▶ [Source records]
****************************************
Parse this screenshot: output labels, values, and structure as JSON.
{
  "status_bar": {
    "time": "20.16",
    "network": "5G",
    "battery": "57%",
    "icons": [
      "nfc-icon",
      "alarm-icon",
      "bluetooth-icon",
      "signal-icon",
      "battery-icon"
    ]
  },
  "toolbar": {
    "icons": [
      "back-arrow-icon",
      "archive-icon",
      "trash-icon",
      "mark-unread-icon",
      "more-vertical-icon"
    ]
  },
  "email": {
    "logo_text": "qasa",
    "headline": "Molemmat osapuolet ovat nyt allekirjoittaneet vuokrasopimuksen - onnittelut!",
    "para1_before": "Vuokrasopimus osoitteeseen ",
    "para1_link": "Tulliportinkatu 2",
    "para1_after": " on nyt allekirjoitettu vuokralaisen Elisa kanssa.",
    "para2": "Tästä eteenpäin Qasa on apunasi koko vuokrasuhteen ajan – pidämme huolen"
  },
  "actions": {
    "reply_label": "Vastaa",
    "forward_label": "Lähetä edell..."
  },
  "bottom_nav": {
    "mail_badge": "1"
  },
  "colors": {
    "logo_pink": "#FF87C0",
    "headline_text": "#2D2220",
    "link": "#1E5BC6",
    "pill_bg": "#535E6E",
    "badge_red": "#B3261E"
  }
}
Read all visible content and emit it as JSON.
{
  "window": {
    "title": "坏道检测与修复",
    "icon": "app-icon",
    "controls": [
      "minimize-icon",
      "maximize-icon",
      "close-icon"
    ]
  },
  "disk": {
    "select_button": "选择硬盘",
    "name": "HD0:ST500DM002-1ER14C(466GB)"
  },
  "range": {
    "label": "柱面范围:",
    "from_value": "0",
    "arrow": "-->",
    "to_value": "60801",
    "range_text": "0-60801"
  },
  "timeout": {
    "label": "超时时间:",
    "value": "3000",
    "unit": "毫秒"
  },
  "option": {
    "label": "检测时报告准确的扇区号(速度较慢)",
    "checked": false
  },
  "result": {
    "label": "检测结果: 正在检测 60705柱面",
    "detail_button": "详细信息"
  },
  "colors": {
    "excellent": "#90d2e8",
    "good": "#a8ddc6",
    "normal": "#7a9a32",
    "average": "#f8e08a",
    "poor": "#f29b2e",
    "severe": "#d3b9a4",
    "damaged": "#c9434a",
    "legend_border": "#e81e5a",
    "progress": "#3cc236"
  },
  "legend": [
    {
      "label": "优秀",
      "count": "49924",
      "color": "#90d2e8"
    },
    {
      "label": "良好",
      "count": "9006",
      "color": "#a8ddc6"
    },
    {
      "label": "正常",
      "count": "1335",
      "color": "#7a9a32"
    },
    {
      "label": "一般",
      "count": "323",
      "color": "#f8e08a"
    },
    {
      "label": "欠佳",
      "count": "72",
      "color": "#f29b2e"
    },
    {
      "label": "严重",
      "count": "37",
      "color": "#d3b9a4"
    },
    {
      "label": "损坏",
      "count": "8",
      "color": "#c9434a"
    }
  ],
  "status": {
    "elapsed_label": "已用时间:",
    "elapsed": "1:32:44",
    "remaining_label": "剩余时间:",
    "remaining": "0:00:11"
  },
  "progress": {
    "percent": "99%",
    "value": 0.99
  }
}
****************************************
▶ [WHAT YOU ARE ASKED TO DO] Quote the whole listing above, leaving nothing out.

▶ [ANSWER TO THIS EXERCISE]
Parse this screenshot: output labels, values, and structure as JSON.
{
  "status_bar": {
    "time": "20.16",
    "network": "5G",
    "battery": "57%",
    "icons": [
      "nfc-icon",
      "alarm-icon",
      "bluetooth-icon",
      "signal-icon",
      "battery-icon"
    ]
  },
  "toolbar": {
    "icons": [
      "back-arrow-icon",
      "archive-icon",
      "trash-icon",
      "mark-unread-icon",
      "more-vertical-icon"
    ]
  },
  "email": {
    "logo_text": "qasa",
    "headline": "Molemmat osapuolet ovat nyt allekirjoittaneet vuokrasopimuksen - onnittelut!",
    "para1_before": "Vuokrasopimus osoitteeseen ",
    "para1_link": "Tulliportinkatu 2",
    "para1_after": " on nyt allekirjoitettu vuokralaisen Elisa kanssa.",
    "para2": "Tästä eteenpäin Qasa on apunasi koko vuokrasuhteen ajan – pidämme huolen"
  },
  "actions": {
    "reply_label": "Vastaa",
    "forward_label": "Lähetä edell..."
  },
  "bottom_nav": {
    "mail_badge": "1"
  },
  "colors": {
    "logo_pink": "#FF87C0",
    "headline_text": "#2D2220",
    "link": "#1E5BC6",
    "pill_bg": "#535E6E",
    "badge_red": "#B3261E"
  }
}
Read all visible content and emit it as JSON.
{
  "window": {
    "title": "坏道检测与修复",
    "icon": "app-icon",
    "controls": [
      "minimize-icon",
      "maximize-icon",
      "close-icon"
    ]
  },
  "disk": {
    "select_button": "选择硬盘",
    "name": "HD0:ST500DM002-1ER14C(466GB)"
  },
  "range": {
    "label": "柱面范围:",
    "from_value": "0",
    "arrow": "-->",
    "to_value": "60801",
    "range_text": "0-60801"
  },
  "timeout": {
    "label": "超时时间:",
    "value": "3000",
    "unit": "毫秒"
  },
  "option": {
    "label": "检测时报告准确的扇区号(速度较慢)",
    "checked": false
  },
  "result": {
    "label": "检测结果: 正在检测 60705柱面",
    "detail_button": "详细信息"
  },
  "colors": {
    "excellent": "#90d2e8",
    "good": "#a8ddc6",
    "normal": "#7a9a32",
    "average": "#f8e08a",
    "poor": "#f29b2e",
    "severe": "#d3b9a4",
    "damaged": "#c9434a",
    "legend_border": "#e81e5a",
    "progress": "#3cc236"
  },
  "legend": [
    {
      "label": "优秀",
      "count": "49924",
      "color": "#90d2e8"
    },
    {
      "label": "良好",
      "count": "9006",
      "color": "#a8ddc6"
    },
    {
      "label": "正常",
      "count": "1335",
      "color": "#7a9a32"
    },
    {
      "label": "一般",
      "count": "323",
      "color": "#f8e08a"
    },
    {
      "label": "欠佳",
      "count": "72",
      "color": "#f29b2e"
    },
    {
      "label": "严重",
      "count": "37",
      "color": "#d3b9a4"
    },
    {
      "label": "损坏",
      "count": "8",
      "color": "#c9434a"
    }
  ],
  "status": {
    "elapsed_label": "已用时间:",
    "elapsed": "1:32:44",
    "remaining_label": "剩余时间:",
    "remaining": "0:00:11"
  },
  "progress": {
    "percent": "99%",
    "value": 0.99
  }
}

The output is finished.